> YOUR INSTRUCTIONS: Could you duplicate the part of the biography starting at "Religious life" and ending at "of Moulaya Bharmal.", word for word?

> SOURCE TEXT:
Da'i al-Mutlaq
- In office 1657 AD (1065 AH) – 1676 AD (1085 AH)
- Preceded by: Feer Khan Shujauddin
- Succeeded by: Abduttayyeb Zakiuddin II
- Title: Syedna; Maulana; al-Dā'ī al-Mutlaq; al-Dā'ī al-Ajal al-Fātimi;

Personal life
- Born: 1582 AD (990 AH) Jamnagar, India
- Died: 1676 AD (1085 AH)
- Resting place: Jamnagar, India
- Spouse: Boodi Bai
- Children: Syedna Abduttayyeb Zakiuddin II;
- Parent: Maulaya Raj (father);

Religious life
- Religion: Islam
- Sect: Isma'ili Dawoodi Bohra
- Jurisprudence: Mustaali; Tayyabi;

= Ismail Badruddin I =

34th Da'i al-Multaq of the Dawoodi Bohras

Syedna Ismail Badruddin (I) Bin Maulaya Raj (died on 23rd Jumada al-Akhirah 1085 AH/1676 AD, Jamnagar, India) was the 34th Da'i al-Mutlaq of the Dawoodi Bohras. He succeeded the 33rd Da'i Feer Khan Shujauddin to the religious post. Syedna Ismail became Da'i al-Mutlaq in 1085AH/1657AD. His period of Dawat was 1065–1085 AH/1657–1676 AD. He is the first Da'i descendant of Moulaya Bharmal.

==Early life==
Ismail Badruddin was born in Jamnagar, in the Kathiawar Peninsula of the modern Indian state of Gujarat, in 990 H/1582 AD. He was the first Dai al-Mutlaq from the line of the royal Rajput vizier Raja Bharmal, who (along with his brother, Raja Tarmal) had become Muslim at the hands of Maulaya Ahmad and Maulaya Abdullah, Du'aat sent to India from Cairo by the 18th Imam Al-Mustansir Billah. They had taken knowledge and trained for this khidmat by Syedna Al-Mu'ayyad fi'l-Din al-Shirazi, the Bab-ul-Abwab of Mustansir Imam.

His full genealogy is as follows: Ismail Badruddin, son of Maulaya Raj, son of Maulaya Adam, son of Maulaya Dawood, son of Maulaya Raja, son of Maulaya Ali, son of Maulaya Isḥāq, son of Maulaya Ya’qub, son of Raja Bharmal. His grandfather, Maulaya Adam, had made Jamnagar his home, and his father, Maulaya Raj, had established a large trading business there. Previously, Maulaya Raja had settled in Morbi, and earlier, his forefathers had lived in Patan.

==Education==
Badruddin’s father, Maulaya Raj, brought him to Ahmedabad, to the presence of the 27th Da'i Dawood Bin Qutubshah, when he was twelve years old. Dawood asked Maulaya Raj about the child, and Maulaya Raj replied that he was his fifth son. He said to Maulaya Raj, “You have conscientiously offered me a fifth of your wealth, but you have yet to offer me the fifth share of your sons.” Maulaya Raj was delighted at this request, and happily gave charge of the young Ismail to Dawood (Khumus). Dawood personally undertook Ismail’s education. For many years thereafter, Ismail lived for eight months in Ahmedabad and returned to Jamnagar for the remaining four.

==Marriage==
Maulaya Raj performed Ismail’s marriage to a pious lady named Boodi Bai. She gave birth to Ismail Badruddin’s son and successor, Syedna Abduttayyeb Zakiyuddin II.

Element and coordinate records
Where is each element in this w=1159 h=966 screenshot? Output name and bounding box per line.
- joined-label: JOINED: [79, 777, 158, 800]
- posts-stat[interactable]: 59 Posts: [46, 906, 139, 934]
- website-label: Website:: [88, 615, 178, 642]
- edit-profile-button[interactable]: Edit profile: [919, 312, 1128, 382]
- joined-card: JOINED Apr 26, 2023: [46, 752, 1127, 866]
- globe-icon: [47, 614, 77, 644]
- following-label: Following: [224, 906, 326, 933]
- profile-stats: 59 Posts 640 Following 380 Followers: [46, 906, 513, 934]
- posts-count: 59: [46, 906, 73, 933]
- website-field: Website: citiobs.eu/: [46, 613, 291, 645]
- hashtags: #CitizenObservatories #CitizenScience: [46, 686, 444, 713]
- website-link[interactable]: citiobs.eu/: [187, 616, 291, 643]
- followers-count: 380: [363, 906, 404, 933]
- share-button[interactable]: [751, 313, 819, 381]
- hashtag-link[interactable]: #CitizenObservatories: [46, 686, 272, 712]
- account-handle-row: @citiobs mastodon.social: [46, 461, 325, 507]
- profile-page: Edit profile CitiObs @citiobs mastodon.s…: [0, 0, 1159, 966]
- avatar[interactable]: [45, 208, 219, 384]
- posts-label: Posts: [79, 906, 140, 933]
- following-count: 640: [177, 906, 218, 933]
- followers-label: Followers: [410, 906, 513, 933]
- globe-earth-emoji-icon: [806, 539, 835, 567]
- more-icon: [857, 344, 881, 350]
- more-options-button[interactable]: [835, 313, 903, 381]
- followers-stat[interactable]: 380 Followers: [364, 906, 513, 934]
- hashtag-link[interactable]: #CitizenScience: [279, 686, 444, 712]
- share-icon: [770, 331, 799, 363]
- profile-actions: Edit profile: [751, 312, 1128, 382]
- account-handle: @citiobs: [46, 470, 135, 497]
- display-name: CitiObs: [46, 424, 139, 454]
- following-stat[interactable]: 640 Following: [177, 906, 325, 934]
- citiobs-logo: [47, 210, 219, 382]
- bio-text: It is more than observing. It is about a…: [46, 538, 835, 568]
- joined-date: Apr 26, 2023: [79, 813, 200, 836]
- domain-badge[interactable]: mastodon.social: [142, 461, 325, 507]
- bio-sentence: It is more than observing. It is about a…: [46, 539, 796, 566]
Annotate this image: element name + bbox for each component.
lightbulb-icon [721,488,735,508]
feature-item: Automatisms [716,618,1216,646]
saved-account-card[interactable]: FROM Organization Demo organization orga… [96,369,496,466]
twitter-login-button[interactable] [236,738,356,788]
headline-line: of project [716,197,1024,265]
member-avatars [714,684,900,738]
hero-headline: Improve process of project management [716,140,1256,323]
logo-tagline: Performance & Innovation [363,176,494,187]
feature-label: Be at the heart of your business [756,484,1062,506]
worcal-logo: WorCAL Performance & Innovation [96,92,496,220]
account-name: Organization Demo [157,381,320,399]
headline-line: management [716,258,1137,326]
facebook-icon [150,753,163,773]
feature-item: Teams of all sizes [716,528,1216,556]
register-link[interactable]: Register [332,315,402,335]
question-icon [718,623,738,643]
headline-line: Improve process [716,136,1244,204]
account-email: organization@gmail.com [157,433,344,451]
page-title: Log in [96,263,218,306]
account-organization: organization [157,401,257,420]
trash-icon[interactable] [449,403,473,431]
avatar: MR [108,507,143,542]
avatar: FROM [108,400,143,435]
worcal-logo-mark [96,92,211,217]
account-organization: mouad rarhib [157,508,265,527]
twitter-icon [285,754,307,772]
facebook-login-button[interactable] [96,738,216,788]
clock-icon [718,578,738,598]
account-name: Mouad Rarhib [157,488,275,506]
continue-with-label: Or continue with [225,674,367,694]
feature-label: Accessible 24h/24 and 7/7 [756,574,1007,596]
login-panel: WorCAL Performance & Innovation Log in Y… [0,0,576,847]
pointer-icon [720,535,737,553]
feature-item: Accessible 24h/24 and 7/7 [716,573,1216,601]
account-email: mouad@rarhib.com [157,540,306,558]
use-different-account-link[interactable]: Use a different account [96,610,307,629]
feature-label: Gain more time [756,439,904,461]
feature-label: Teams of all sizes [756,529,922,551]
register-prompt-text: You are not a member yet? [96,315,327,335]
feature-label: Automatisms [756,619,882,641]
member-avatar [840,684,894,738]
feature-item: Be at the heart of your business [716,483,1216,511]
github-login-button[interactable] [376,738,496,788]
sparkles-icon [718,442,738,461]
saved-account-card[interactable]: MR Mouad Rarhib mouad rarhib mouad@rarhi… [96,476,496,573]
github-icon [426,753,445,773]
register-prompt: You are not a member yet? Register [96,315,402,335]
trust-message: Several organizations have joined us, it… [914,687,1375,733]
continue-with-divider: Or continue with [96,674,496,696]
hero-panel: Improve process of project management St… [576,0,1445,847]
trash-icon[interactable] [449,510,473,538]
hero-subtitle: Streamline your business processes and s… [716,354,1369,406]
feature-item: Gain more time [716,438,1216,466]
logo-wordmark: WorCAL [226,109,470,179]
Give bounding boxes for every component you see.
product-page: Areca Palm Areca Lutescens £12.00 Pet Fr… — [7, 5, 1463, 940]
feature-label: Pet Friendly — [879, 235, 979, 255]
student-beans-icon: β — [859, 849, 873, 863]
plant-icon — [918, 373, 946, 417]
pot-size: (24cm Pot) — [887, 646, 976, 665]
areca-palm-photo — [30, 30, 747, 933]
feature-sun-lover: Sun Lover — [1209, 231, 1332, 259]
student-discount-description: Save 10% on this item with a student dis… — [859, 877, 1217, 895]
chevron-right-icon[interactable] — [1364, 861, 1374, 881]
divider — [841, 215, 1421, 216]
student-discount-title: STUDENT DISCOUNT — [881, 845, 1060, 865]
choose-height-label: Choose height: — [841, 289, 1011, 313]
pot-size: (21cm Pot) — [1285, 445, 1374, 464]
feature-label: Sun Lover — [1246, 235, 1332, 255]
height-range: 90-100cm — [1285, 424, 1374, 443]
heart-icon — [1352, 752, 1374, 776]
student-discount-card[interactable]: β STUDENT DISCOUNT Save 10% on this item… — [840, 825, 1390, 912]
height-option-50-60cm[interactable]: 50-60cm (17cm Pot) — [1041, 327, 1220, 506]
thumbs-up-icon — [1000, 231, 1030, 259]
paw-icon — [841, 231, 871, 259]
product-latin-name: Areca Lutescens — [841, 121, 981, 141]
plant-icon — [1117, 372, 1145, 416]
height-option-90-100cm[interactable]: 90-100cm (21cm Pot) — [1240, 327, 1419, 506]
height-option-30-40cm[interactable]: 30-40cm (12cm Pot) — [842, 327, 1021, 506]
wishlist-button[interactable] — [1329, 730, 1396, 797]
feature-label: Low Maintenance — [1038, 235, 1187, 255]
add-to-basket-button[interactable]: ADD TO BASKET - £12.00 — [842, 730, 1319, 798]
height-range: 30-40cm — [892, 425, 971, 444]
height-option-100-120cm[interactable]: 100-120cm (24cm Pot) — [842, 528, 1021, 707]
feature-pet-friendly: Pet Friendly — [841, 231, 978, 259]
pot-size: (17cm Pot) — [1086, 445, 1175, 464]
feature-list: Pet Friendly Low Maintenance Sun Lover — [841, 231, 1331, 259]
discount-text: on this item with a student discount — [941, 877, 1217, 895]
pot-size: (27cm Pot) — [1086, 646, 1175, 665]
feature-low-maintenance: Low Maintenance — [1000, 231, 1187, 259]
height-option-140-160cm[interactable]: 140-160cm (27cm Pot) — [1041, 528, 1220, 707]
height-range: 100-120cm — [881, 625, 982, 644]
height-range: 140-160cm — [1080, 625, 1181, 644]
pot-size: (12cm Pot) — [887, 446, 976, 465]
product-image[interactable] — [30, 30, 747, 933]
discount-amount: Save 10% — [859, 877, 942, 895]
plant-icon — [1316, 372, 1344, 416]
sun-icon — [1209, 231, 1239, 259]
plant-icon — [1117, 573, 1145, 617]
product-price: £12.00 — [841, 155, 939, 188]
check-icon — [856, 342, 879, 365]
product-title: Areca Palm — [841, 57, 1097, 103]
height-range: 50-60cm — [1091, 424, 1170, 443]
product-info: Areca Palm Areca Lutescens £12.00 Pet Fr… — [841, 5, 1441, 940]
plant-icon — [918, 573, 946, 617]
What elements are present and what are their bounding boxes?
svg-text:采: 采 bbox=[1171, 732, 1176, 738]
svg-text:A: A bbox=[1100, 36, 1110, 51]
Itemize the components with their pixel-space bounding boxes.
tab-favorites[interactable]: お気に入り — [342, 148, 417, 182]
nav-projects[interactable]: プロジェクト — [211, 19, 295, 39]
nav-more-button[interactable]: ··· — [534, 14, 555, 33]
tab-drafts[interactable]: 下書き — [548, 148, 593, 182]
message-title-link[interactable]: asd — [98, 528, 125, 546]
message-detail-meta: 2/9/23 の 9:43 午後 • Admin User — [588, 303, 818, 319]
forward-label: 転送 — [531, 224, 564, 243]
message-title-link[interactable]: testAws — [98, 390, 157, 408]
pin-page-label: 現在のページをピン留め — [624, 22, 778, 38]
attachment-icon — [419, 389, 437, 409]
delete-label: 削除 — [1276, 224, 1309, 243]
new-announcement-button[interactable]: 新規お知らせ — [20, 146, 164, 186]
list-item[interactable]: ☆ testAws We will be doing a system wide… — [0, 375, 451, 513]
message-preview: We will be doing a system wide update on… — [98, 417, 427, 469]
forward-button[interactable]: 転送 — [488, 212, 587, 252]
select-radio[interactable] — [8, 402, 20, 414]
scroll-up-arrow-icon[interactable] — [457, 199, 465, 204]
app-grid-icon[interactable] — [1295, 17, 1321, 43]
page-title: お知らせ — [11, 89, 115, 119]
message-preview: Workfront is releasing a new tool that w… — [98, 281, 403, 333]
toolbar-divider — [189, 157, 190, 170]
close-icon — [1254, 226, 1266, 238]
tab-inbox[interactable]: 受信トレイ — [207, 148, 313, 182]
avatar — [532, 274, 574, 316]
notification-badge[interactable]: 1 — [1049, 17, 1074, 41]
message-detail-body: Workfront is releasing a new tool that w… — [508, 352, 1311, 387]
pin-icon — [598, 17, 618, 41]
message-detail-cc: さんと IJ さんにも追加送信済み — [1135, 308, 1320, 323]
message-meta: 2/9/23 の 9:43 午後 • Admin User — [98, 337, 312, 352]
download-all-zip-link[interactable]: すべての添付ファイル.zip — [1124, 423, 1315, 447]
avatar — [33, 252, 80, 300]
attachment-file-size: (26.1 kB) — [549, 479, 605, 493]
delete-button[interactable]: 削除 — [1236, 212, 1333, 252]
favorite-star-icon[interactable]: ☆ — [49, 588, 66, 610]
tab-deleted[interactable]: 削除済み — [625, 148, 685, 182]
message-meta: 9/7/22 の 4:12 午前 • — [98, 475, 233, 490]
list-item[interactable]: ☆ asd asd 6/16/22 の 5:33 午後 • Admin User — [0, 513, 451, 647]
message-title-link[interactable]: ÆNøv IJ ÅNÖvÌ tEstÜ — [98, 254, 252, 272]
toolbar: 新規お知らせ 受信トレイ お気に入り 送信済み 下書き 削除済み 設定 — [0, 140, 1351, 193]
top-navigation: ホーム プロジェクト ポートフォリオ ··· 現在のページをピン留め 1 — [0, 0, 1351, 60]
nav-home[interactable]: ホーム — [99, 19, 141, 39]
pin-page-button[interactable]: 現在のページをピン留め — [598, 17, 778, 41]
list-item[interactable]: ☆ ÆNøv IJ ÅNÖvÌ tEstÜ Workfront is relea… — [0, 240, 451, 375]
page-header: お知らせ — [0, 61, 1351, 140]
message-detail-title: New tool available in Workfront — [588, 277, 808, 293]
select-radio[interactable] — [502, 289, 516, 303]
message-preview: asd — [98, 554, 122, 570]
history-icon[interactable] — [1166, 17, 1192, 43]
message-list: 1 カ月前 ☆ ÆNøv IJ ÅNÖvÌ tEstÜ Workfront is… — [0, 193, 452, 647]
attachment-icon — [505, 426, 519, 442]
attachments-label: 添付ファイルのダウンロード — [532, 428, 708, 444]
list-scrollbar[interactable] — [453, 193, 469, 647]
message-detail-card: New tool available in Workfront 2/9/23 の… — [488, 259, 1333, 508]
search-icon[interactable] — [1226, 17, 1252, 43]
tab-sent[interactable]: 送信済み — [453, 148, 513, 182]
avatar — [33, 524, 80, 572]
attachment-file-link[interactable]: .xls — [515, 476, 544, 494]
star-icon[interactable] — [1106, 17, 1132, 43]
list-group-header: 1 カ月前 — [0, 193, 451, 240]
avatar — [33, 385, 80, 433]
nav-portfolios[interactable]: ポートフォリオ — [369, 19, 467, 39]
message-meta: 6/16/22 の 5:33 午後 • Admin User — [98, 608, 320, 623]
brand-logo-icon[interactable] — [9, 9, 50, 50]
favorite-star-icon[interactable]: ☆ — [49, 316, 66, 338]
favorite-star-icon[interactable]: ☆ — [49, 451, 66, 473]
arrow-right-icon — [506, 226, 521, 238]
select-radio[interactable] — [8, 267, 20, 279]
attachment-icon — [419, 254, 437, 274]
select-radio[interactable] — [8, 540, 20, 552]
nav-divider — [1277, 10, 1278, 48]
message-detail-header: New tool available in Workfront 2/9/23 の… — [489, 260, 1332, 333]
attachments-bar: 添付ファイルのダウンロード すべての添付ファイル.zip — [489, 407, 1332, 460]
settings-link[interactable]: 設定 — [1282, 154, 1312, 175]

> SOLUTION:
Religious life
- Religion: Islam
- Sect: Isma'ili Dawoodi Bohra
- Jurisprudence: Mustaali; Tayyabi;

= Ismail Badruddin I =

34th Da'i al-Multaq of the Dawoodi Bohras

Syedna Ismail Badruddin (I) Bin Maulaya Raj (died on 23rd Jumada al-Akhirah 1085 AH/1676 AD, Jamnagar, India) was the 34th Da'i al-Mutlaq of the Dawoodi Bohras. He succeeded the 33rd Da'i Feer Khan Shujauddin to the religious post. Syedna Ismail became Da'i al-Mutlaq in 1085AH/1657AD. His period of Dawat was 1065–1085 AH/1657–1676 AD. He is the first Da'i descendant of Moulaya Bharmal.